> _Task statement_
Reply with nothing but how many lines in the entries below include "platelet".
------ Provided data
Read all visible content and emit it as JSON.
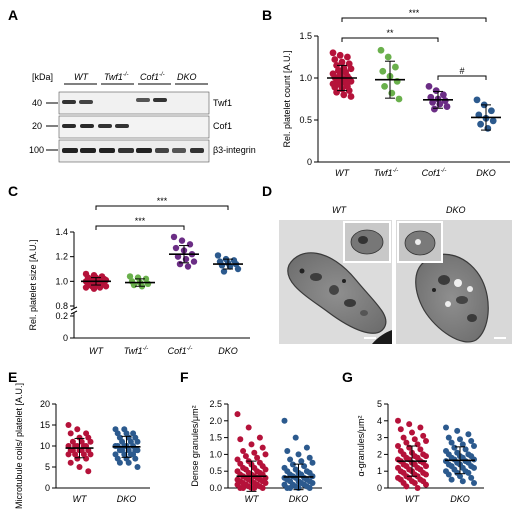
{
  "colors": {
    "wt": "#b5123a",
    "twf1": "#6ab04c",
    "cof1": "#6b2d85",
    "dko": "#2c5a8e"
  },
  "panels": {
    "A": "A",
    "B": "B",
    "C": "C",
    "D": "D",
    "E": "E",
    "F": "F",
    "G": "G"
  },
  "blot": {
    "kda_label": "[kDa]",
    "lanes": [
      "WT",
      "Twf1",
      "Cof1",
      "DKO"
    ],
    "lane_sup": [
      "",
      "-/-",
      "-/-",
      ""
    ],
    "rows": [
      {
        "mw": "40",
        "protein": "Twf1"
      },
      {
        "mw": "20",
        "protein": "Cof1"
      },
      {
        "mw": "100",
        "protein": "β3-integrin"
      }
    ]
  },
  "micrograph": {
    "labels": [
      "WT",
      "DKO"
    ],
    "inset_icons": [
      "zoom-inset-wt",
      "zoom-inset-dko"
    ]
  },
  "chart_data": [
    {
      "panel": "B",
      "type": "scatter",
      "ylabel": "Rel. platelet count [A.U.]",
      "ylim": [
        0,
        1.5
      ],
      "yticks": [
        "0",
        "0.5",
        "1.0",
        "1.5"
      ],
      "categories": [
        "WT",
        "Twf1",
        "Cof1",
        "DKO"
      ],
      "category_sup": [
        "",
        "-/-",
        "-/-",
        ""
      ],
      "means": [
        1.0,
        0.98,
        0.74,
        0.53
      ],
      "sd": [
        0.15,
        0.22,
        0.1,
        0.15
      ],
      "points": [
        [
          1.3,
          1.27,
          1.25,
          1.22,
          1.19,
          1.17,
          1.15,
          1.12,
          1.11,
          1.09,
          1.07,
          1.05,
          1.04,
          1.02,
          1.01,
          1.0,
          0.99,
          0.98,
          0.97,
          0.96,
          0.95,
          0.94,
          0.93,
          0.92,
          0.9,
          0.89,
          0.87,
          0.85,
          0.83,
          0.8,
          0.78
        ],
        [
          1.33,
          1.25,
          1.13,
          1.08,
          1.02,
          0.96,
          0.9,
          0.82,
          0.75
        ],
        [
          0.9,
          0.85,
          0.8,
          0.77,
          0.75,
          0.73,
          0.71,
          0.69,
          0.66,
          0.63
        ],
        [
          0.74,
          0.68,
          0.61,
          0.56,
          0.52,
          0.49,
          0.45,
          0.4
        ]
      ],
      "comparisons": [
        {
          "from": 0,
          "to": 3,
          "label": "***"
        },
        {
          "from": 0,
          "to": 2,
          "label": "**"
        },
        {
          "from": 2,
          "to": 3,
          "label": "#"
        }
      ]
    },
    {
      "panel": "C",
      "type": "scatter",
      "ylabel": "Rel. platelet size [A.U.]",
      "yticks_low": [
        "0",
        "0.2"
      ],
      "yticks_high": [
        "0.8",
        "1.0",
        "1.2",
        "1.4"
      ],
      "categories": [
        "WT",
        "Twf1",
        "Cof1",
        "DKO"
      ],
      "category_sup": [
        "",
        "-/-",
        "-/-",
        ""
      ],
      "means": [
        1.0,
        0.99,
        1.22,
        1.14
      ],
      "sd": [
        0.03,
        0.03,
        0.07,
        0.04
      ],
      "points": [
        [
          1.06,
          1.05,
          1.04,
          1.03,
          1.03,
          1.02,
          1.02,
          1.01,
          1.01,
          1.0,
          1.0,
          1.0,
          0.99,
          0.99,
          0.99,
          0.98,
          0.98,
          0.97,
          0.97,
          0.96,
          0.96,
          0.95,
          0.95,
          0.94
        ],
        [
          1.04,
          1.03,
          1.02,
          1.0,
          0.99,
          0.98,
          0.97,
          0.96
        ],
        [
          1.36,
          1.33,
          1.3,
          1.27,
          1.25,
          1.22,
          1.2,
          1.18,
          1.16,
          1.14,
          1.12
        ],
        [
          1.21,
          1.18,
          1.17,
          1.16,
          1.15,
          1.14,
          1.13,
          1.12,
          1.1,
          1.08
        ]
      ],
      "comparisons": [
        {
          "from": 0,
          "to": 3,
          "label": "***"
        },
        {
          "from": 0,
          "to": 2,
          "label": "***"
        }
      ]
    },
    {
      "panel": "E",
      "type": "scatter",
      "ylabel": "Microtubule coils/ platelet [A.U.]",
      "ylim": [
        0,
        20
      ],
      "yticks": [
        "0",
        "5",
        "10",
        "15",
        "20"
      ],
      "categories": [
        "WT",
        "DKO"
      ],
      "means": [
        9.5,
        9.8
      ],
      "sd": [
        2.3,
        2.5
      ],
      "points": [
        [
          15,
          14,
          13,
          13,
          12,
          12,
          11,
          11,
          11,
          10,
          10,
          10,
          10,
          10,
          9,
          9,
          9,
          9,
          9,
          8,
          8,
          8,
          8,
          7,
          7,
          6,
          5,
          4
        ],
        [
          14,
          14,
          13,
          13,
          13,
          12,
          12,
          12,
          11,
          11,
          11,
          10,
          10,
          10,
          10,
          10,
          9,
          9,
          9,
          9,
          9,
          8,
          8,
          8,
          8,
          7,
          7,
          7,
          6,
          6,
          5
        ]
      ]
    },
    {
      "panel": "F",
      "type": "scatter",
      "ylabel": "Dense granules/μm²",
      "ylim": [
        0,
        2.5
      ],
      "yticks": [
        "0.0",
        "0.5",
        "1.0",
        "1.5",
        "2.0",
        "2.5"
      ],
      "categories": [
        "WT",
        "DKO"
      ],
      "means": [
        0.35,
        0.33
      ],
      "sd": [
        0.45,
        0.38
      ],
      "points": [
        [
          2.2,
          1.8,
          1.5,
          1.45,
          1.3,
          1.2,
          1.1,
          1.05,
          1.0,
          0.95,
          0.9,
          0.85,
          0.8,
          0.75,
          0.72,
          0.7,
          0.65,
          0.6,
          0.6,
          0.55,
          0.55,
          0.5,
          0.5,
          0.45,
          0.45,
          0.4,
          0.4,
          0.4,
          0.35,
          0.35,
          0.3,
          0.3,
          0.3,
          0.25,
          0.25,
          0.25,
          0.2,
          0.2,
          0.2,
          0.15,
          0.15,
          0.15,
          0.1,
          0.1,
          0.1,
          0.05,
          0.05,
          0.0,
          0.0,
          0.0,
          0.0,
          0.0
        ],
        [
          2.0,
          1.5,
          1.2,
          1.1,
          1.0,
          0.9,
          0.85,
          0.8,
          0.75,
          0.7,
          0.65,
          0.6,
          0.55,
          0.5,
          0.5,
          0.45,
          0.45,
          0.4,
          0.4,
          0.35,
          0.35,
          0.3,
          0.3,
          0.3,
          0.25,
          0.25,
          0.2,
          0.2,
          0.2,
          0.15,
          0.15,
          0.1,
          0.1,
          0.1,
          0.05,
          0.05,
          0.0,
          0.0,
          0.0,
          0.0
        ]
      ]
    },
    {
      "panel": "G",
      "type": "scatter",
      "ylabel": "α-granules/μm²",
      "ylim": [
        0,
        5
      ],
      "yticks": [
        "0",
        "1",
        "2",
        "3",
        "4",
        "5"
      ],
      "categories": [
        "WT",
        "DKO"
      ],
      "means": [
        1.6,
        1.65
      ],
      "sd": [
        0.9,
        0.8
      ],
      "points": [
        [
          4.0,
          3.8,
          3.6,
          3.5,
          3.3,
          3.1,
          3.0,
          2.9,
          2.8,
          2.7,
          2.6,
          2.5,
          2.4,
          2.3,
          2.2,
          2.1,
          2.0,
          2.0,
          1.9,
          1.9,
          1.8,
          1.8,
          1.7,
          1.7,
          1.6,
          1.6,
          1.5,
          1.5,
          1.4,
          1.4,
          1.3,
          1.3,
          1.2,
          1.2,
          1.1,
          1.1,
          1.0,
          1.0,
          0.9,
          0.9,
          0.8,
          0.8,
          0.7,
          0.7,
          0.6,
          0.6,
          0.5,
          0.5,
          0.4,
          0.4,
          0.3,
          0.3,
          0.2,
          0.1,
          0.0
        ],
        [
          3.6,
          3.4,
          3.2,
          3.0,
          2.9,
          2.8,
          2.7,
          2.6,
          2.5,
          2.4,
          2.3,
          2.2,
          2.1,
          2.0,
          2.0,
          1.9,
          1.9,
          1.8,
          1.8,
          1.7,
          1.7,
          1.6,
          1.6,
          1.5,
          1.5,
          1.4,
          1.4,
          1.3,
          1.3,
          1.2,
          1.2,
          1.1,
          1.0,
          1.0,
          0.9,
          0.9,
          0.8,
          0.7,
          0.6,
          0.5,
          0.4,
          0.3
        ]
      ]
    }
  ]
}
------------
> _Solution for this problem_
3